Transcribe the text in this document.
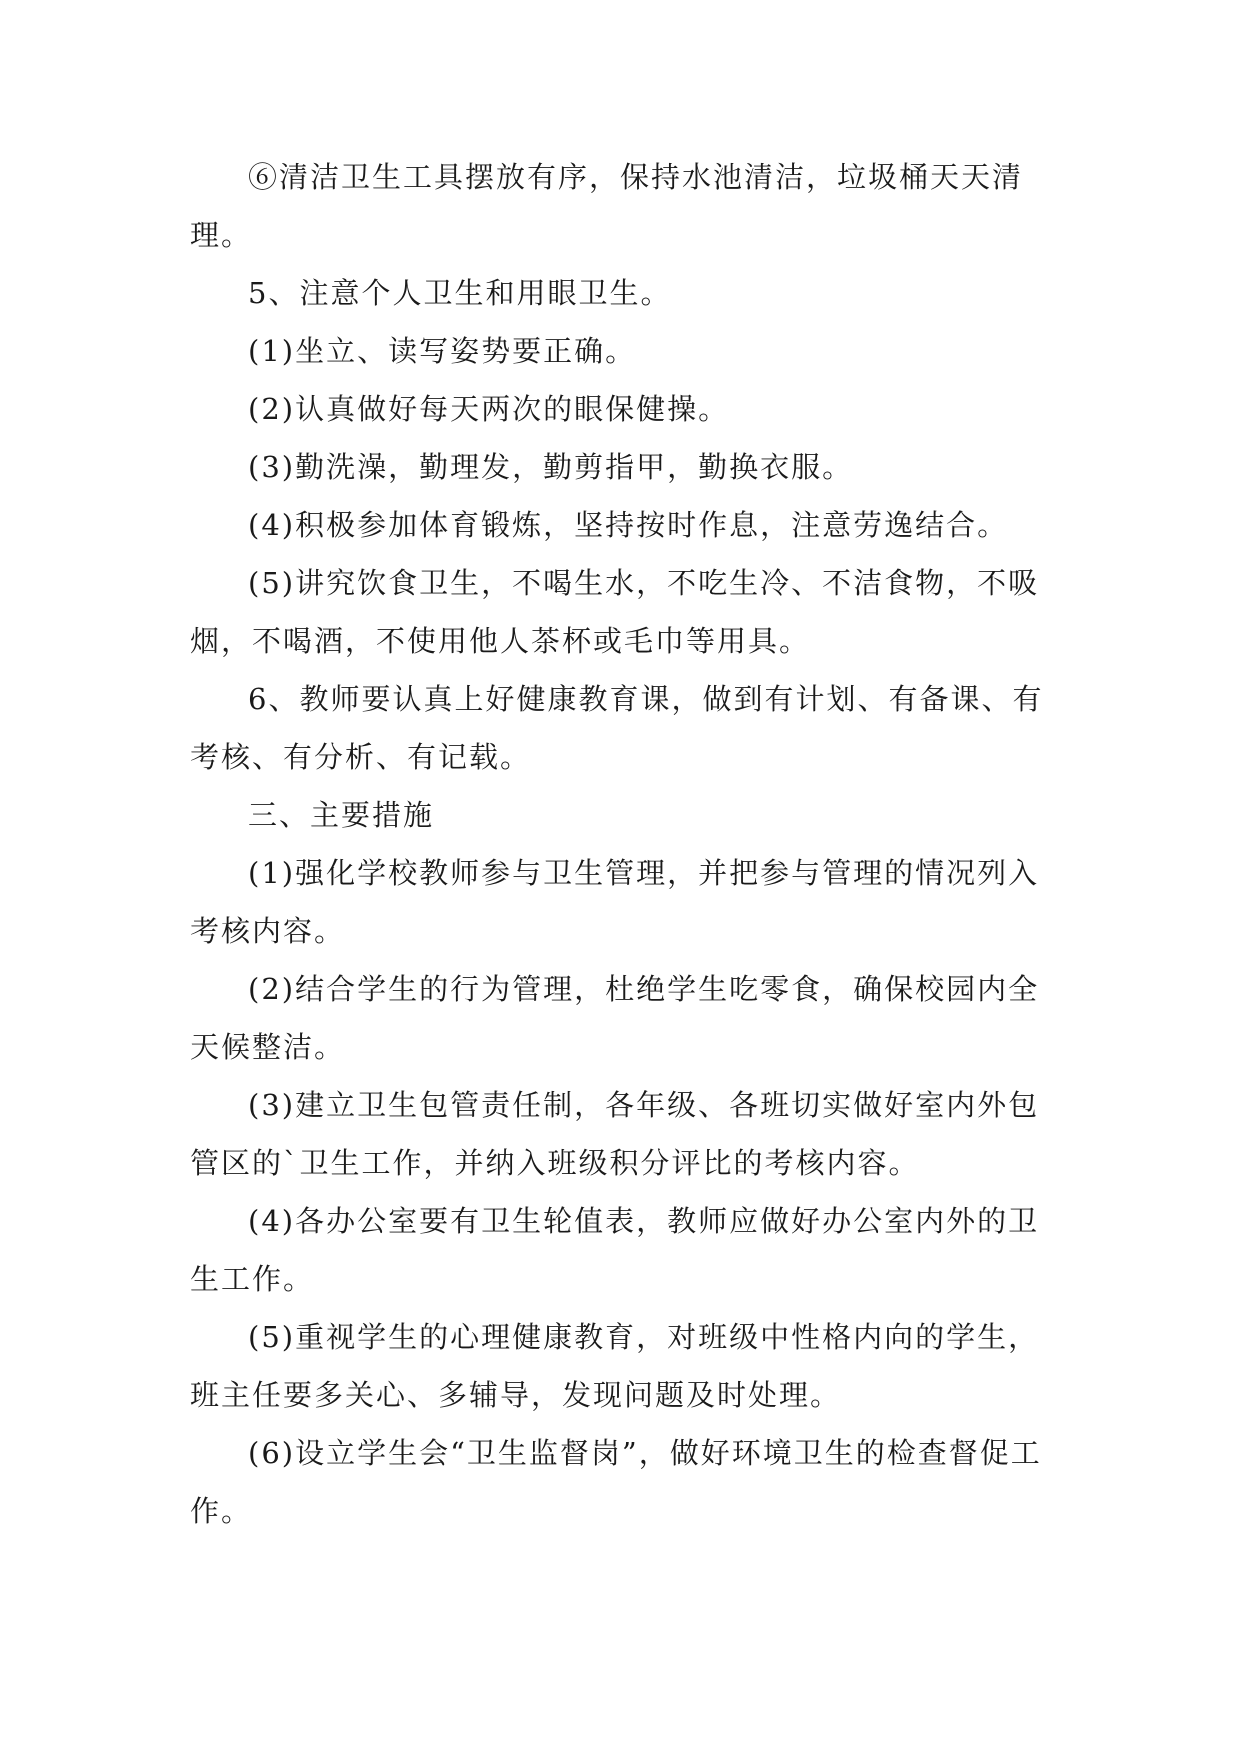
⑥清洁卫生工具摆放有序，保持水池清洁，垃圾桶天天清理。

5、注意个人卫生和用眼卫生。

(1)坐立、读写姿势要正确。

(2)认真做好每天两次的眼保健操。

(3)勤洗澡，勤理发，勤剪指甲，勤换衣服。

(4)积极参加体育锻炼，坚持按时作息，注意劳逸结合。

(5)讲究饮食卫生，不喝生水，不吃生冷、不洁食物，不吸烟，不喝酒，不使用他人茶杯或毛巾等用具。

6、教师要认真上好健康教育课，做到有计划、有备课、有考核、有分析、有记载。

三、主要措施

(1)强化学校教师参与卫生管理，并把参与管理的情况列入考核内容。

(2)结合学生的行为管理，杜绝学生吃零食，确保校园内全天候整洁。

(3)建立卫生包管责任制，各年级、各班切实做好室内外包管区的`卫生工作，并纳入班级积分评比的考核内容。

(4)各办公室要有卫生轮值表，教师应做好办公室内外的卫生工作。

(5)重视学生的心理健康教育，对班级中性格内向的学生，班主任要多关心、多辅导，发现问题及时处理。

(6)设立学生会“卫生监督岗”，做好环境卫生的检查督促工作。
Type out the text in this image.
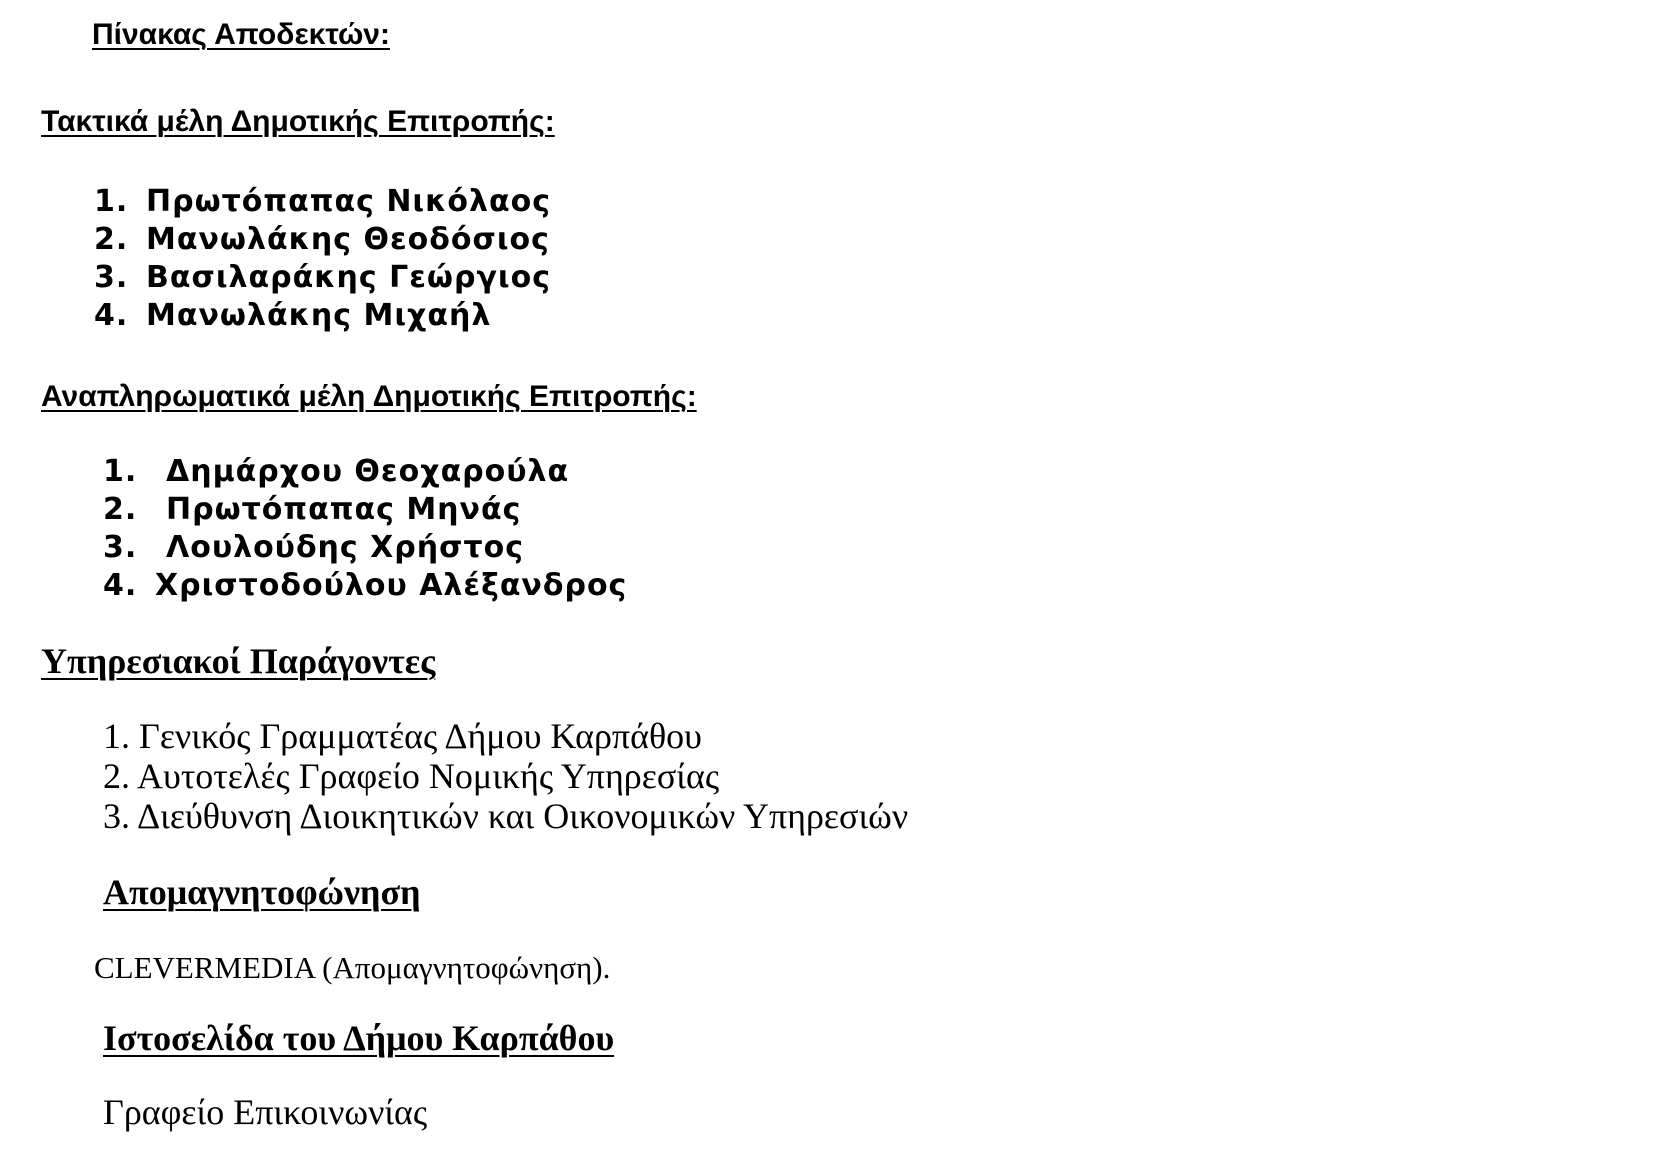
Πίνακας Αποδεκτών:
Τακτικά μέλη Δημοτικής Επιτροπής:
1. Πρωτόπαπας Νικόλαος
2. Μανωλάκης Θεοδόσιος
3. Βασιλαράκης Γεώργιος
4. Μανωλάκης Μιχαήλ
Αναπληρωματικά μέλη Δημοτικής Επιτροπής:
1. Δημάρχου Θεοχαρούλα
2. Πρωτόπαπας Μηνάς
3. Λουλούδης Χρήστος
4. Χριστοδούλου Αλέξανδρος
Υπηρεσιακοί Παράγοντες
1. Γενικός Γραμματέας Δήμου Καρπάθου
2. Αυτοτελές Γραφείο Νομικής Υπηρεσίας
3. Διεύθυνση Διοικητικών και Οικονομικών Υπηρεσιών
Απομαγνητοφώνηση
CLEVERMEDIA (Απομαγνητοφώνηση).
Ιστοσελίδα του Δήμου Καρπάθου
Γραφείο Επικοινωνίας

**Exercise details:**
Using the data above, write out every line exactly, leaving the images behind.

**Solved exercise:**
Transcribe the text in this document.
⑥清洁卫生工具摆放有序，保持水池清洁，垃圾桶天天清理。

5、注意个人卫生和用眼卫生。

(1)坐立、读写姿势要正确。

(2)认真做好每天两次的眼保健操。

(3)勤洗澡，勤理发，勤剪指甲，勤换衣服。

(4)积极参加体育锻炼，坚持按时作息，注意劳逸结合。

(5)讲究饮食卫生，不喝生水，不吃生冷、不洁食物，不吸烟，不喝酒，不使用他人茶杯或毛巾等用具。

6、教师要认真上好健康教育课，做到有计划、有备课、有考核、有分析、有记载。

三、主要措施

(1)强化学校教师参与卫生管理，并把参与管理的情况列入考核内容。

(2)结合学生的行为管理，杜绝学生吃零食，确保校园内全天候整洁。

(3)建立卫生包管责任制，各年级、各班切实做好室内外包管区的`卫生工作，并纳入班级积分评比的考核内容。

(4)各办公室要有卫生轮值表，教师应做好办公室内外的卫生工作。

(5)重视学生的心理健康教育，对班级中性格内向的学生，班主任要多关心、多辅导，发现问题及时处理。

(6)设立学生会“卫生监督岗”，做好环境卫生的检查督促工作。
Type out the text in this image.
Πίνακας Αποδεκτών:
Τακτικά μέλη Δημοτικής Επιτροπής:
1. Πρωτόπαπας Νικόλαος
2. Μανωλάκης Θεοδόσιος
3. Βασιλαράκης Γεώργιος
4. Μανωλάκης Μιχαήλ
Αναπληρωματικά μέλη Δημοτικής Επιτροπής:
1. Δημάρχου Θεοχαρούλα
2. Πρωτόπαπας Μηνάς
3. Λουλούδης Χρήστος
4. Χριστοδούλου Αλέξανδρος
Υπηρεσιακοί Παράγοντες
1. Γενικός Γραμματέας Δήμου Καρπάθου
2. Αυτοτελές Γραφείο Νομικής Υπηρεσίας
3. Διεύθυνση Διοικητικών και Οικονομικών Υπηρεσιών
Απομαγνητοφώνηση
CLEVERMEDIA (Απομαγνητοφώνηση).
Ιστοσελίδα του Δήμου Καρπάθου
Γραφείο Επικοινωνίας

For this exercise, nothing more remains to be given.